### REQUIRED WORK
Take the data that follows and retype it word for word.

### DATASET RECORDS
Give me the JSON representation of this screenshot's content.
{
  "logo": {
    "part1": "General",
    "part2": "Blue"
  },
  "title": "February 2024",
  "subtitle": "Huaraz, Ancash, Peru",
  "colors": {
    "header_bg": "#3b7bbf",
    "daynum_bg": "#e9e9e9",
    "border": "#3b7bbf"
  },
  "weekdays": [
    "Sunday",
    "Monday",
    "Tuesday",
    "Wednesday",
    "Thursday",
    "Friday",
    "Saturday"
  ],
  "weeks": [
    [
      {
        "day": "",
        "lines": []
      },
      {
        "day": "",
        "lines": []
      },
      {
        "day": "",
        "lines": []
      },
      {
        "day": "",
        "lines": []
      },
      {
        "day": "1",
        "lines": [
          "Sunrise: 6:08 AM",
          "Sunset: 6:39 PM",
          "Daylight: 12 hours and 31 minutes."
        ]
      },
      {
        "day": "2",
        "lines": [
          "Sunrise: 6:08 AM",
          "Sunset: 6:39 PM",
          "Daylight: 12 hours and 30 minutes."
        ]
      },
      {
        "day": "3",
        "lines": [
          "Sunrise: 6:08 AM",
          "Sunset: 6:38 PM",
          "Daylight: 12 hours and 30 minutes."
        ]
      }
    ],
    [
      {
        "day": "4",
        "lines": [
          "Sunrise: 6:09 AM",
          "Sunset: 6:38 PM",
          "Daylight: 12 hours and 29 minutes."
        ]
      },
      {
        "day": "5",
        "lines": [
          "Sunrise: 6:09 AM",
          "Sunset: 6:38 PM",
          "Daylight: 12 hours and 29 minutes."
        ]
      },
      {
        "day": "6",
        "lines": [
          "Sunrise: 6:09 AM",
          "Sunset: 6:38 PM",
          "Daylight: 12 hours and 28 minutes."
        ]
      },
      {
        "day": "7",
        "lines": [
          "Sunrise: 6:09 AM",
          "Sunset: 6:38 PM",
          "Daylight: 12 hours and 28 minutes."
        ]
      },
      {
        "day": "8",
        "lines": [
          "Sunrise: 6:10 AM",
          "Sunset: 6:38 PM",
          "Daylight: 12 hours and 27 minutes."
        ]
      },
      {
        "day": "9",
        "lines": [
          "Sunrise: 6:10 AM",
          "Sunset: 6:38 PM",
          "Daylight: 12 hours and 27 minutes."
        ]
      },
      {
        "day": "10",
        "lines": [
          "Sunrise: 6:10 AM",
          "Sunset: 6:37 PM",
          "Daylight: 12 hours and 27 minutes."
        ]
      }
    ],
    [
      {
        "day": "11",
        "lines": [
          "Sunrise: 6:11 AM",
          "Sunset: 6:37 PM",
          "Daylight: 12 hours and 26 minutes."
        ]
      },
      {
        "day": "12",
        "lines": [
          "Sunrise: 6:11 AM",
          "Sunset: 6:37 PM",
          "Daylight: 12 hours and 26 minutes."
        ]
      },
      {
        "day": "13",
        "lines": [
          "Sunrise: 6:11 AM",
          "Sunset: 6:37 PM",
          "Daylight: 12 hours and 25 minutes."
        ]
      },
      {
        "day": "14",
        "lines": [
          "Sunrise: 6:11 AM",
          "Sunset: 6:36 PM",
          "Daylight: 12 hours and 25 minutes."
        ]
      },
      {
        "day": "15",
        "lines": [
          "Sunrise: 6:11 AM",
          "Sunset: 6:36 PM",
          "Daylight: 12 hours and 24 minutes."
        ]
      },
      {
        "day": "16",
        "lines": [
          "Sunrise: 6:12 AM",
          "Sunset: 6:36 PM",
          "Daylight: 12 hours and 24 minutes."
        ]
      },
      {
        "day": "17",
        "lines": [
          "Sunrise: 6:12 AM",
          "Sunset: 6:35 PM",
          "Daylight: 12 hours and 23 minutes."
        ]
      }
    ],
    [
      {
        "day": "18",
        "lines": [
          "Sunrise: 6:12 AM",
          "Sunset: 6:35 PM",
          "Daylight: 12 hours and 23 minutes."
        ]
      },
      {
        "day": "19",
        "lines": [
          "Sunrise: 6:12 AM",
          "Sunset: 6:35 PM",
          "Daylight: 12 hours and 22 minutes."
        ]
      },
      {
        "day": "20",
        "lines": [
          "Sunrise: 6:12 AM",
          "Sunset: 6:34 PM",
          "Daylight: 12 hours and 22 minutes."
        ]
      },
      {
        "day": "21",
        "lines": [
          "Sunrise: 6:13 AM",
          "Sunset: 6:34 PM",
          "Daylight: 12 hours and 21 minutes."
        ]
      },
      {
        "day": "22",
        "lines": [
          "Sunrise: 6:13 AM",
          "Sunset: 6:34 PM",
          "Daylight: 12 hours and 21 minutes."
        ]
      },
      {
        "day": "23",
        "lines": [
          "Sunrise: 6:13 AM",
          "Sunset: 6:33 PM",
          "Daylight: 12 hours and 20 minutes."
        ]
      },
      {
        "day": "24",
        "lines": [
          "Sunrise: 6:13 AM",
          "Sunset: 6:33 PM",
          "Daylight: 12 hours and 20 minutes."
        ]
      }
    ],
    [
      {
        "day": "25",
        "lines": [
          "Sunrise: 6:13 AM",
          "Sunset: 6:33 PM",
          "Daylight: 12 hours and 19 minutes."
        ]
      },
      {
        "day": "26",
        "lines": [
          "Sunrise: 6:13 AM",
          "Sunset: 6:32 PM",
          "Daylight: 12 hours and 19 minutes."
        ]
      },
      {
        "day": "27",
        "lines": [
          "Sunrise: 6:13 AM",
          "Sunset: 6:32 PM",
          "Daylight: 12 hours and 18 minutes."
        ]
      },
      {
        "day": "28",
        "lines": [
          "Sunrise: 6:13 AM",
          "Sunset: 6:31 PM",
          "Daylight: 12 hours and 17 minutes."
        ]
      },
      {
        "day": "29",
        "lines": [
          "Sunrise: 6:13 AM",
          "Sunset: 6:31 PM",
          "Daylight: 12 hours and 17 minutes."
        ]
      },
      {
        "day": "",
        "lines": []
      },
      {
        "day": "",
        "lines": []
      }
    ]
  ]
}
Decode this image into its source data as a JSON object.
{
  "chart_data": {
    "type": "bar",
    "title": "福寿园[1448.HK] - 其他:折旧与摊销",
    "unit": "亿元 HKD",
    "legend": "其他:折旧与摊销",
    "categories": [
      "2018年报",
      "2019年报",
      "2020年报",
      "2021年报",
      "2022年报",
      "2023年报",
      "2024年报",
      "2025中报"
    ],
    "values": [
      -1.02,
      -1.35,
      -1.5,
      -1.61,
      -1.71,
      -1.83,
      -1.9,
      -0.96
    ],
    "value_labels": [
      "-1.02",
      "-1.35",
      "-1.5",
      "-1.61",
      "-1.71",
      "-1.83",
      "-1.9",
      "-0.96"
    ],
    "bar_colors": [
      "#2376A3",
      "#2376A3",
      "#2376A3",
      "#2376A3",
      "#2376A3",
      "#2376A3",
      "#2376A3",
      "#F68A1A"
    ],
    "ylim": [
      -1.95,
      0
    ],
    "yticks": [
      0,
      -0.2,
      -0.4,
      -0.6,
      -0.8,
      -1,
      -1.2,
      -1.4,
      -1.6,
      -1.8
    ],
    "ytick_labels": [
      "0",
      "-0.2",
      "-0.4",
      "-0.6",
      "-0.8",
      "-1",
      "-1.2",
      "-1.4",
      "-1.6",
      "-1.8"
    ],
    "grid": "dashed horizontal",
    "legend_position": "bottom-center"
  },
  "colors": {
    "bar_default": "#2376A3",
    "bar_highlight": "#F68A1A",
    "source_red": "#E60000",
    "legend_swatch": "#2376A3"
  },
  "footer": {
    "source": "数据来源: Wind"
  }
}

### FINISHED TASK
Give me the JSON representation of this screenshot's content.
{
  "logo": {
    "part1": "General",
    "part2": "Blue"
  },
  "title": "February 2024",
  "subtitle": "Huaraz, Ancash, Peru",
  "colors": {
    "header_bg": "#3b7bbf",
    "daynum_bg": "#e9e9e9",
    "border": "#3b7bbf"
  },
  "weekdays": [
    "Sunday",
    "Monday",
    "Tuesday",
    "Wednesday",
    "Thursday",
    "Friday",
    "Saturday"
  ],
  "weeks": [
    [
      {
        "day": "",
        "lines": []
      },
      {
        "day": "",
        "lines": []
      },
      {
        "day": "",
        "lines": []
      },
      {
        "day": "",
        "lines": []
      },
      {
        "day": "1",
        "lines": [
          "Sunrise: 6:08 AM",
          "Sunset: 6:39 PM",
          "Daylight: 12 hours and 31 minutes."
        ]
      },
      {
        "day": "2",
        "lines": [
          "Sunrise: 6:08 AM",
          "Sunset: 6:39 PM",
          "Daylight: 12 hours and 30 minutes."
        ]
      },
      {
        "day": "3",
        "lines": [
          "Sunrise: 6:08 AM",
          "Sunset: 6:38 PM",
          "Daylight: 12 hours and 30 minutes."
        ]
      }
    ],
    [
      {
        "day": "4",
        "lines": [
          "Sunrise: 6:09 AM",
          "Sunset: 6:38 PM",
          "Daylight: 12 hours and 29 minutes."
        ]
      },
      {
        "day": "5",
        "lines": [
          "Sunrise: 6:09 AM",
          "Sunset: 6:38 PM",
          "Daylight: 12 hours and 29 minutes."
        ]
      },
      {
        "day": "6",
        "lines": [
          "Sunrise: 6:09 AM",
          "Sunset: 6:38 PM",
          "Daylight: 12 hours and 28 minutes."
        ]
      },
      {
        "day": "7",
        "lines": [
          "Sunrise: 6:09 AM",
          "Sunset: 6:38 PM",
          "Daylight: 12 hours and 28 minutes."
        ]
      },
      {
        "day": "8",
        "lines": [
          "Sunrise: 6:10 AM",
          "Sunset: 6:38 PM",
          "Daylight: 12 hours and 27 minutes."
        ]
      },
      {
        "day": "9",
        "lines": [
          "Sunrise: 6:10 AM",
          "Sunset: 6:38 PM",
          "Daylight: 12 hours and 27 minutes."
        ]
      },
      {
        "day": "10",
        "lines": [
          "Sunrise: 6:10 AM",
          "Sunset: 6:37 PM",
          "Daylight: 12 hours and 27 minutes."
        ]
      }
    ],
    [
      {
        "day": "11",
        "lines": [
          "Sunrise: 6:11 AM",
          "Sunset: 6:37 PM",
          "Daylight: 12 hours and 26 minutes."
        ]
      },
      {
        "day": "12",
        "lines": [
          "Sunrise: 6:11 AM",
          "Sunset: 6:37 PM",
          "Daylight: 12 hours and 26 minutes."
        ]
      },
      {
        "day": "13",
        "lines": [
          "Sunrise: 6:11 AM",
          "Sunset: 6:37 PM",
          "Daylight: 12 hours and 25 minutes."
        ]
      },
      {
        "day": "14",
        "lines": [
          "Sunrise: 6:11 AM",
          "Sunset: 6:36 PM",
          "Daylight: 12 hours and 25 minutes."
        ]
      },
      {
        "day": "15",
        "lines": [
          "Sunrise: 6:11 AM",
          "Sunset: 6:36 PM",
          "Daylight: 12 hours and 24 minutes."
        ]
      },
      {
        "day": "16",
        "lines": [
          "Sunrise: 6:12 AM",
          "Sunset: 6:36 PM",
          "Daylight: 12 hours and 24 minutes."
        ]
      },
      {
        "day": "17",
        "lines": [
          "Sunrise: 6:12 AM",
          "Sunset: 6:35 PM",
          "Daylight: 12 hours and 23 minutes."
        ]
      }
    ],
    [
      {
        "day": "18",
        "lines": [
          "Sunrise: 6:12 AM",
          "Sunset: 6:35 PM",
          "Daylight: 12 hours and 23 minutes."
        ]
      },
      {
        "day": "19",
        "lines": [
          "Sunrise: 6:12 AM",
          "Sunset: 6:35 PM",
          "Daylight: 12 hours and 22 minutes."
        ]
      },
      {
        "day": "20",
        "lines": [
          "Sunrise: 6:12 AM",
          "Sunset: 6:34 PM",
          "Daylight: 12 hours and 22 minutes."
        ]
      },
      {
        "day": "21",
        "lines": [
          "Sunrise: 6:13 AM",
          "Sunset: 6:34 PM",
          "Daylight: 12 hours and 21 minutes."
        ]
      },
      {
        "day": "22",
        "lines": [
          "Sunrise: 6:13 AM",
          "Sunset: 6:34 PM",
          "Daylight: 12 hours and 21 minutes."
        ]
      },
      {
        "day": "23",
        "lines": [
          "Sunrise: 6:13 AM",
          "Sunset: 6:33 PM",
          "Daylight: 12 hours and 20 minutes."
        ]
      },
      {
        "day": "24",
        "lines": [
          "Sunrise: 6:13 AM",
          "Sunset: 6:33 PM",
          "Daylight: 12 hours and 20 minutes."
        ]
      }
    ],
    [
      {
        "day": "25",
        "lines": [
          "Sunrise: 6:13 AM",
          "Sunset: 6:33 PM",
          "Daylight: 12 hours and 19 minutes."
        ]
      },
      {
        "day": "26",
        "lines": [
          "Sunrise: 6:13 AM",
          "Sunset: 6:32 PM",
          "Daylight: 12 hours and 19 minutes."
        ]
      },
      {
        "day": "27",
        "lines": [
          "Sunrise: 6:13 AM",
          "Sunset: 6:32 PM",
          "Daylight: 12 hours and 18 minutes."
        ]
      },
      {
        "day": "28",
        "lines": [
          "Sunrise: 6:13 AM",
          "Sunset: 6:31 PM",
          "Daylight: 12 hours and 17 minutes."
        ]
      },
      {
        "day": "29",
        "lines": [
          "Sunrise: 6:13 AM",
          "Sunset: 6:31 PM",
          "Daylight: 12 hours and 17 minutes."
        ]
      },
      {
        "day": "",
        "lines": []
      },
      {
        "day": "",
        "lines": []
      }
    ]
  ]
}
Decode this image into its source data as a JSON object.
{
  "chart_data": {
    "type": "bar",
    "title": "福寿园[1448.HK] - 其他:折旧与摊销",
    "unit": "亿元 HKD",
    "legend": "其他:折旧与摊销",
    "categories": [
      "2018年报",
      "2019年报",
      "2020年报",
      "2021年报",
      "2022年报",
      "2023年报",
      "2024年报",
      "2025中报"
    ],
    "values": [
      -1.02,
      -1.35,
      -1.5,
      -1.61,
      -1.71,
      -1.83,
      -1.9,
      -0.96
    ],
    "value_labels": [
      "-1.02",
      "-1.35",
      "-1.5",
      "-1.61",
      "-1.71",
      "-1.83",
      "-1.9",
      "-0.96"
    ],
    "bar_colors": [
      "#2376A3",
      "#2376A3",
      "#2376A3",
      "#2376A3",
      "#2376A3",
      "#2376A3",
      "#2376A3",
      "#F68A1A"
    ],
    "ylim": [
      -1.95,
      0
    ],
    "yticks": [
      0,
      -0.2,
      -0.4,
      -0.6,
      -0.8,
      -1,
      -1.2,
      -1.4,
      -1.6,
      -1.8
    ],
    "ytick_labels": [
      "0",
      "-0.2",
      "-0.4",
      "-0.6",
      "-0.8",
      "-1",
      "-1.2",
      "-1.4",
      "-1.6",
      "-1.8"
    ],
    "grid": "dashed horizontal",
    "legend_position": "bottom-center"
  },
  "colors": {
    "bar_default": "#2376A3",
    "bar_highlight": "#F68A1A",
    "source_red": "#E60000",
    "legend_swatch": "#2376A3"
  },
  "footer": {
    "source": "数据来源: Wind"
  }
}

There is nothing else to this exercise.